> **Given text**

Successful green dealers continue to stress product knowledge and study products far more intensely than do most dealers. Many even have developed their own rating systems to help them evaluate products, like GreenDepot’s Filter, which founder Sarah Beatty built using LEED guidelines, with increased stringency added to many of the requirements.
Like Holstine, Beatty started her business 10 years ago, serving retail customers and tradespeople. With 10 locations stretching from her company’s flagship store in Manhattan to the West Coast, she has adapted her business model to focus more on the trades and believes that will be the model for green dealers’ success into the future.
Much of GreenDepot’s success in serving the trades came from its traditional distribution channel, which is something Beatty wanted to align herself with from the beginning. That she was able to do that so readily resulted from her ability to convince her husband, Mark Buller, co-founder of national building material distributor Marjam, of the opportunity to be had in selling green construction materials.
Unlike GreenDepot and Pace’s Green Design Center, which has six other locations throughout the Midwest that are all located in a LOHAS (lifestyles of health and sustainability) demographic, most green dealers operate out of one location.

> **Given data**

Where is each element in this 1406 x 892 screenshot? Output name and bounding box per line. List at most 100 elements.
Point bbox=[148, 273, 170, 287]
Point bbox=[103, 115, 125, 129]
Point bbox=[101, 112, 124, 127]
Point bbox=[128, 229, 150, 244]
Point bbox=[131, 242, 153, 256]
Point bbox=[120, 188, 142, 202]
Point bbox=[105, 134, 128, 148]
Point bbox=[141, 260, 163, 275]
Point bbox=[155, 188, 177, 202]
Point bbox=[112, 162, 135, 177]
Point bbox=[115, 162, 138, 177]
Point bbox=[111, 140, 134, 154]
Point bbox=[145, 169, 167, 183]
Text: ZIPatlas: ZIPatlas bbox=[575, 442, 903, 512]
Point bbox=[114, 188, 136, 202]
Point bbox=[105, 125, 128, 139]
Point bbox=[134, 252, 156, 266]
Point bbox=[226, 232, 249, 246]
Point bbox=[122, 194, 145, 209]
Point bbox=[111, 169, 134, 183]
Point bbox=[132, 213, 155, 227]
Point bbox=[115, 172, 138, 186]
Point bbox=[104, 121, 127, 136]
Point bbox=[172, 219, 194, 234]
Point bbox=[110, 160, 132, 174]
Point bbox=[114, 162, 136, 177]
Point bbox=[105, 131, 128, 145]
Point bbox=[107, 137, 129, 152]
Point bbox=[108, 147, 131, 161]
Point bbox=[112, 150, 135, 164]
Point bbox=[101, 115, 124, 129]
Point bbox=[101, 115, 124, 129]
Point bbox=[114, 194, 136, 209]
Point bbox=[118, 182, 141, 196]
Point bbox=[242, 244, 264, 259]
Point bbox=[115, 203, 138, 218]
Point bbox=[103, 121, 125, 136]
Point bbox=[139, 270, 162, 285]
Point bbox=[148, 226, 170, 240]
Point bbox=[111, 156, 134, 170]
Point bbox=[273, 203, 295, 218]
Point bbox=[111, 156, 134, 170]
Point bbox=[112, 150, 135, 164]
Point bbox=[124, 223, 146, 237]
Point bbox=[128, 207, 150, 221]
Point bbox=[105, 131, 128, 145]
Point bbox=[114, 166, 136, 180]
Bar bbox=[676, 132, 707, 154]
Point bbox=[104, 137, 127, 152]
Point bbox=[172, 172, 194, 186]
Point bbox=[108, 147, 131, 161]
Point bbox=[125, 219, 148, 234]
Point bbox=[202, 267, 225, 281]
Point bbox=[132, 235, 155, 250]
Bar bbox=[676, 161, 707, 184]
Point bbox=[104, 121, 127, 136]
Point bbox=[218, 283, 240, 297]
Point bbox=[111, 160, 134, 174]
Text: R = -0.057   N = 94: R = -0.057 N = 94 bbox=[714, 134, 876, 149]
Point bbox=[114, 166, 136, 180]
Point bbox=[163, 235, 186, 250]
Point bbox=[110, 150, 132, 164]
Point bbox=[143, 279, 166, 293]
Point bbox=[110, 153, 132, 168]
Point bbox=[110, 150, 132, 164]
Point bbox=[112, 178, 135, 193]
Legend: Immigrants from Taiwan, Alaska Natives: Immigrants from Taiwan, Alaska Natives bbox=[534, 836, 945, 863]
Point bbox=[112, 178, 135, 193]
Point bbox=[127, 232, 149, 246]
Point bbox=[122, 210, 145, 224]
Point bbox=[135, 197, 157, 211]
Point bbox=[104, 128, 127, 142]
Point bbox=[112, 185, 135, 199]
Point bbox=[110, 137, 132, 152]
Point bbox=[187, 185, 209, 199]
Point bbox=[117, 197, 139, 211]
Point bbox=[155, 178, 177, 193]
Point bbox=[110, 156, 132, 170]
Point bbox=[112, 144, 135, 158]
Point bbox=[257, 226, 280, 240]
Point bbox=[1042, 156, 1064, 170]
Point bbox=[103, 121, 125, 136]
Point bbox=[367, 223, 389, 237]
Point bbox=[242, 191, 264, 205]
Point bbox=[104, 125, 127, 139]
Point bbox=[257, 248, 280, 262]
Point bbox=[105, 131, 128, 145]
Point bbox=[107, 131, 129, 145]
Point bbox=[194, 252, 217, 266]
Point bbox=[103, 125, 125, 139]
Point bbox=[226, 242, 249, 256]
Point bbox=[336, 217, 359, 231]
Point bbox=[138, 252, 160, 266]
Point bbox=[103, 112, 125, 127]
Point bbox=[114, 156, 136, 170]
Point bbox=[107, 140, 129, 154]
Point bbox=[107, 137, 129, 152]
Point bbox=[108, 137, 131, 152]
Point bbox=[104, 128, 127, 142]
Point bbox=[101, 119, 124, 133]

> **Directions**
Can you write what comes next in the passage on green dealers, picking up after its last sentence? This data was drawn from a different source than the passage on green dealers.

> **Final answer**
However, all of them are also selling to builders and contractors, in a nod to Beatty’s prophecy that sales to the trade is the way forward, as well as retail customers, the traditional backbone of the business.
Some, like Maria Onesto Moran’s Oak Park, Ill.-based Green Home Experts, are also supplying materials for commercial contracts and state jobs. Many green dealers get a significant share of their business from special orders and drop-ship arrangements—which typically command higher returns than commodity sales.
Moran, who opened her business in 2008, the year the recession hit, learned to adapt her business model very quickly as the sands shifted under her feet. She modified her products from more traditional building materials to a green goods mix—cleaning supplies and personal care items, even selling mattresses for a while—as she quickly found out that people weren’t putting money into their homes.
In 2012, as the recession wound down, Moran moved into a new, larger space, even though she admits, “We weren’t really feeling the recovery then, but I felt like I had to get bigger or quit.” A year later, she shifted her store’s emphasis back to green building materials. She says those lean years, while tough, “were a good boot camp for our business.”
While the company’s main revenue stream comes from its design store, which carries the building materials, she continues to sell a green goods mix, as well as plants and gardening accessories through the garden center that she added at the new location, because those products have a great margin and help her company’s bottom line.
Green didn’t enter the mainstream marketplace until 2000, around the same time that the U.S. Green Building Council—founded in 1993— started its LEED green building certification program. On the heels of LEED, government incentives started showing up for entrepreneurs to green their business opportunities. As green became a hot commodity, more and more green stores opened.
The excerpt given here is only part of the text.